● **Given instruction**
Find the lines holding the word "best" and collect them.

Dataset entries
__________________________________________________

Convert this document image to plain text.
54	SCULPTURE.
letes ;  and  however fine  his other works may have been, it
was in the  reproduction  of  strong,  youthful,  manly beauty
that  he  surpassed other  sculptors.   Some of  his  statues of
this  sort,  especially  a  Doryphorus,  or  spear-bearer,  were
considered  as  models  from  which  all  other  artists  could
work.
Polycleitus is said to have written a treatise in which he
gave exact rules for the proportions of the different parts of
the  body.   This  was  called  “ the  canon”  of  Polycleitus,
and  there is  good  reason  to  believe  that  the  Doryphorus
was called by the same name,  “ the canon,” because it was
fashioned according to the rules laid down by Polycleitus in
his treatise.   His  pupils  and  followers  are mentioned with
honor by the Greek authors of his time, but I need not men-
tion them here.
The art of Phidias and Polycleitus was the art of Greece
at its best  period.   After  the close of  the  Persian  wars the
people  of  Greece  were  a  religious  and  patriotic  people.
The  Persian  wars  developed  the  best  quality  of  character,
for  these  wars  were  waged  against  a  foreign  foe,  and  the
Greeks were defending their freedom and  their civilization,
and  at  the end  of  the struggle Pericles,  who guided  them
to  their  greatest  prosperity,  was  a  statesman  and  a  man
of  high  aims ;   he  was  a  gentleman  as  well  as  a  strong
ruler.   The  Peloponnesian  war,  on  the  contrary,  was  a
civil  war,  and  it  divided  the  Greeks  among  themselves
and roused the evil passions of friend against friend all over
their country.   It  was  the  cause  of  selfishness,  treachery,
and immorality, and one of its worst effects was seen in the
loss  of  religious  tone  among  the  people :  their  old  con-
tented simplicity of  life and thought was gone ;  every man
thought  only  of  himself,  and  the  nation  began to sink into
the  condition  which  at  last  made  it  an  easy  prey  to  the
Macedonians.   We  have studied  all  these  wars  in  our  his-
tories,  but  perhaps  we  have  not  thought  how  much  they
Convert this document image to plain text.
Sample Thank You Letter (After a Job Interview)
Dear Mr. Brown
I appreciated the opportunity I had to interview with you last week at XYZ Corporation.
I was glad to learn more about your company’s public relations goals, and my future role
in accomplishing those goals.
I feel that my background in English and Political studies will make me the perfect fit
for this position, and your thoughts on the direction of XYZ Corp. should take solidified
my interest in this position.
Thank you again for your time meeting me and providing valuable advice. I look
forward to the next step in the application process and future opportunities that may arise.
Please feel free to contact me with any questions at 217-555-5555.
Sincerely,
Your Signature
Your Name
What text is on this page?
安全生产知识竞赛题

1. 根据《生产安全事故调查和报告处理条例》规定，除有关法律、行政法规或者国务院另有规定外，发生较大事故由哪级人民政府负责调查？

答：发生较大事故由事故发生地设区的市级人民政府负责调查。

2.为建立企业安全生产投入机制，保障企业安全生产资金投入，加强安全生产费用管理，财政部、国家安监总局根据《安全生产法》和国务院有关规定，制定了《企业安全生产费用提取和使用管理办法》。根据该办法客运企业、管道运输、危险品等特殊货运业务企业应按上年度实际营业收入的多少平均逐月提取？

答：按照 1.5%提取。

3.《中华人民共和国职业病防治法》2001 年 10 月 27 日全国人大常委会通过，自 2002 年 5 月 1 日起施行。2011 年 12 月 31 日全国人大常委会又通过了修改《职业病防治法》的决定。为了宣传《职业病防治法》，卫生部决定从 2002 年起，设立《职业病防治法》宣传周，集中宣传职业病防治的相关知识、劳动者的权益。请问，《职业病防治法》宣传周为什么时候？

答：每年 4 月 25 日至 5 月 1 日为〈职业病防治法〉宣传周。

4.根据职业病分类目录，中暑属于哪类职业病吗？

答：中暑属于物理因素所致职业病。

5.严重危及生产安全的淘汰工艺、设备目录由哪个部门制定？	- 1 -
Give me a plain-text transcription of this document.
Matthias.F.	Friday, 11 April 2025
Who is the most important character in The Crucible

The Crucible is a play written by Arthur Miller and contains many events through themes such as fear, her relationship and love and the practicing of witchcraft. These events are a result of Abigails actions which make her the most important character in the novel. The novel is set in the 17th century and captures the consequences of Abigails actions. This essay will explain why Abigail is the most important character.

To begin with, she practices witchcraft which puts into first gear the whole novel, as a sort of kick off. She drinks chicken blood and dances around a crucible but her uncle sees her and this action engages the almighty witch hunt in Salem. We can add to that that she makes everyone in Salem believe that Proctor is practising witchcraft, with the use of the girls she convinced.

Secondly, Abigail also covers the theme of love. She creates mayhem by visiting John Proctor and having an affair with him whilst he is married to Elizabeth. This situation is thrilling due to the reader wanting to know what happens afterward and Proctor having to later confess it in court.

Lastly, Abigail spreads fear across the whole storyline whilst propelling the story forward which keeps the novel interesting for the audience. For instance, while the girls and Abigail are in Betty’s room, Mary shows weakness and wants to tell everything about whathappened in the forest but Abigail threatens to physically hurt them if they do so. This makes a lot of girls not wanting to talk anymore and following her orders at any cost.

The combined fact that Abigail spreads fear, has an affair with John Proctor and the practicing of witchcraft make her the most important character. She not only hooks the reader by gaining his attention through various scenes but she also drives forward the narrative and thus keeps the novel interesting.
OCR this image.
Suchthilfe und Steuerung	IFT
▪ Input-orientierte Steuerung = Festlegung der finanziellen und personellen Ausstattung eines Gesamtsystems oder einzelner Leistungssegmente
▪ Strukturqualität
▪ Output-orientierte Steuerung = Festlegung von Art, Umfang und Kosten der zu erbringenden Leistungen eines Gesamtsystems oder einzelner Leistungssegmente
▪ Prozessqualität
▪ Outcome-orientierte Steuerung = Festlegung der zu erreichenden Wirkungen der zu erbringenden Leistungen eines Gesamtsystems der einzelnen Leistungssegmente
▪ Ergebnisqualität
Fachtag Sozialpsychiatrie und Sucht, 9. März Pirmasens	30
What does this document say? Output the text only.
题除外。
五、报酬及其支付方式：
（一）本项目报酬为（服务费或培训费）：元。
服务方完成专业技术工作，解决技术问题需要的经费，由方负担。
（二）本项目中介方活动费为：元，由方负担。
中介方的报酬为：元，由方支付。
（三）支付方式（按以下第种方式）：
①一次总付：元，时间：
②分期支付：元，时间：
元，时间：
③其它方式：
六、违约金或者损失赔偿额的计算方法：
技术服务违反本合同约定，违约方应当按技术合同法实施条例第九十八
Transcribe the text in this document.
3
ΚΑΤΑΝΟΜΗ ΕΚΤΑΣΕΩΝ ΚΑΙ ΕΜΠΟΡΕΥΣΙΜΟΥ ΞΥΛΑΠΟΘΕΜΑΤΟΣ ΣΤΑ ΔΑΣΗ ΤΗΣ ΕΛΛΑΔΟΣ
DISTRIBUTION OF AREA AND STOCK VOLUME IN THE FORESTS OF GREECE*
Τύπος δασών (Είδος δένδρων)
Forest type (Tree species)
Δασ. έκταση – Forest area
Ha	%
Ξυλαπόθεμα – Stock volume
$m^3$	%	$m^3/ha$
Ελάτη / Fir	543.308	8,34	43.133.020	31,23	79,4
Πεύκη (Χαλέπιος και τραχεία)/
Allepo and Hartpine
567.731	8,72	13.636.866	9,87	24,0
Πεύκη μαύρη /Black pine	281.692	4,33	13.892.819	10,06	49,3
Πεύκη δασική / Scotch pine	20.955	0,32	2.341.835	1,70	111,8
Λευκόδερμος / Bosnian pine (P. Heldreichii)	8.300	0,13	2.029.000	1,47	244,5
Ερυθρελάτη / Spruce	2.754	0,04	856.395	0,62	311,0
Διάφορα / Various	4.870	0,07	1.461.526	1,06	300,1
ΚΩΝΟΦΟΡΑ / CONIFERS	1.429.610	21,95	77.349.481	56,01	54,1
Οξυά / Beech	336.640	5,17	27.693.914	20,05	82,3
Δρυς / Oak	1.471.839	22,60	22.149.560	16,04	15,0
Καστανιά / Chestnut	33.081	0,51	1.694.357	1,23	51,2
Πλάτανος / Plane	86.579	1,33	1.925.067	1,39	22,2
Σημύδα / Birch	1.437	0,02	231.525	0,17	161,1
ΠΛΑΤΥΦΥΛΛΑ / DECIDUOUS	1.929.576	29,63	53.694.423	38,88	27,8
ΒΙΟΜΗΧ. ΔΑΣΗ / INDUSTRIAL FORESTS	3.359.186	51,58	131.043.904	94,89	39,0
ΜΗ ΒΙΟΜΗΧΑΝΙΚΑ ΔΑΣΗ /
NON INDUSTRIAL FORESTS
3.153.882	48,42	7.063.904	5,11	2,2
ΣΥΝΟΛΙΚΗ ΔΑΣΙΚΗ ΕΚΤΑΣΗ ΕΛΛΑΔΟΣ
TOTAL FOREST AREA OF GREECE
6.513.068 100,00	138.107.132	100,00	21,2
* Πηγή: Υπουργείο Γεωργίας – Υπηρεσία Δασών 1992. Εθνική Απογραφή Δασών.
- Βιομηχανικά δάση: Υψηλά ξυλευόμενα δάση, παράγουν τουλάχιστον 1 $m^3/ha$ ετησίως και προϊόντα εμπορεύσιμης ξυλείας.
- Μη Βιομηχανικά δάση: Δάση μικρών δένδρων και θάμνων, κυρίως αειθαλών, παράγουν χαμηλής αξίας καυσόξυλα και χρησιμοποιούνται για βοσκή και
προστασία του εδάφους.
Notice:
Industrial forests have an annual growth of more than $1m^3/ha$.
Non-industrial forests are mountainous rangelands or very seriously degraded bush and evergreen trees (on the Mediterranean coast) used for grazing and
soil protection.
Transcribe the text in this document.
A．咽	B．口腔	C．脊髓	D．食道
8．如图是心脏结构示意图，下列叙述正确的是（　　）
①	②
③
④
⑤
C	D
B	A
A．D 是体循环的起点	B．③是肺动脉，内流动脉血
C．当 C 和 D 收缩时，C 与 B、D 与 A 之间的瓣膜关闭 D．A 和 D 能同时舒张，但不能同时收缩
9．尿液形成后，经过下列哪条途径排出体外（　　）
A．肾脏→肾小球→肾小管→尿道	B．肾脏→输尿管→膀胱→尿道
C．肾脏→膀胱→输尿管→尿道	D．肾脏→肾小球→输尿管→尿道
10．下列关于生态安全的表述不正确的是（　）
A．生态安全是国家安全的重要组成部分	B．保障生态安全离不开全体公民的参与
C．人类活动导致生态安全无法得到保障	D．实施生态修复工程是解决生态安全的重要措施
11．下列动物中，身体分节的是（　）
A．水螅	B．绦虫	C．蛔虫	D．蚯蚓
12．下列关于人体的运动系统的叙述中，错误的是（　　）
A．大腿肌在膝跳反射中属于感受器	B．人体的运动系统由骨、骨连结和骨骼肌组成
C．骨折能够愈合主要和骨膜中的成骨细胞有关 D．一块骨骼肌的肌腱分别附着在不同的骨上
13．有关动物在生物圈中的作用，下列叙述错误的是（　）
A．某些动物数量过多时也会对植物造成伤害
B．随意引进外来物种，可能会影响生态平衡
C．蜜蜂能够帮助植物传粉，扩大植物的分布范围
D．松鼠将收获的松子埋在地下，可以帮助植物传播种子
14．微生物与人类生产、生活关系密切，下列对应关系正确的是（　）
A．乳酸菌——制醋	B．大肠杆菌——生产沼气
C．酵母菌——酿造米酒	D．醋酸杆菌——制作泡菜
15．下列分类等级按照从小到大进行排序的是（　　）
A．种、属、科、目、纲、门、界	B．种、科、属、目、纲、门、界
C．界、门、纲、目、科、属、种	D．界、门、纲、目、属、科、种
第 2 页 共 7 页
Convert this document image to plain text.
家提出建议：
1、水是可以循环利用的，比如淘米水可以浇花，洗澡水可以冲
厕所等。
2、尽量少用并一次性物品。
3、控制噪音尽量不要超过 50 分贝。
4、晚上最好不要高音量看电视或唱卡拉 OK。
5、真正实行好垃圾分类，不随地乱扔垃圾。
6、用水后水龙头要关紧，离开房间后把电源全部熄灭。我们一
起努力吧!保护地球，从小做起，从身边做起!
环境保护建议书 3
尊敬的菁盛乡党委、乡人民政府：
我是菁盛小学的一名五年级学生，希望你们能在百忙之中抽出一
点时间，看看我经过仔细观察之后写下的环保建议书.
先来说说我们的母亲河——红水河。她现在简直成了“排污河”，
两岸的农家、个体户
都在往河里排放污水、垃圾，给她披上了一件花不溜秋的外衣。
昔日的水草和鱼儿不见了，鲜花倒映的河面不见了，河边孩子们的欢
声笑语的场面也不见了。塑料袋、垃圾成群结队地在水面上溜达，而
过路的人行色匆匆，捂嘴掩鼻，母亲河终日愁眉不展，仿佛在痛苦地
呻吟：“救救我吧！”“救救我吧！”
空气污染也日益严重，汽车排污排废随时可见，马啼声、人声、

__________________________________________________

● **Result of the exercise**
at its best  period.   After  the close of  the  Persian  wars the
The  Persian  wars  developed  the  best  quality  of  character,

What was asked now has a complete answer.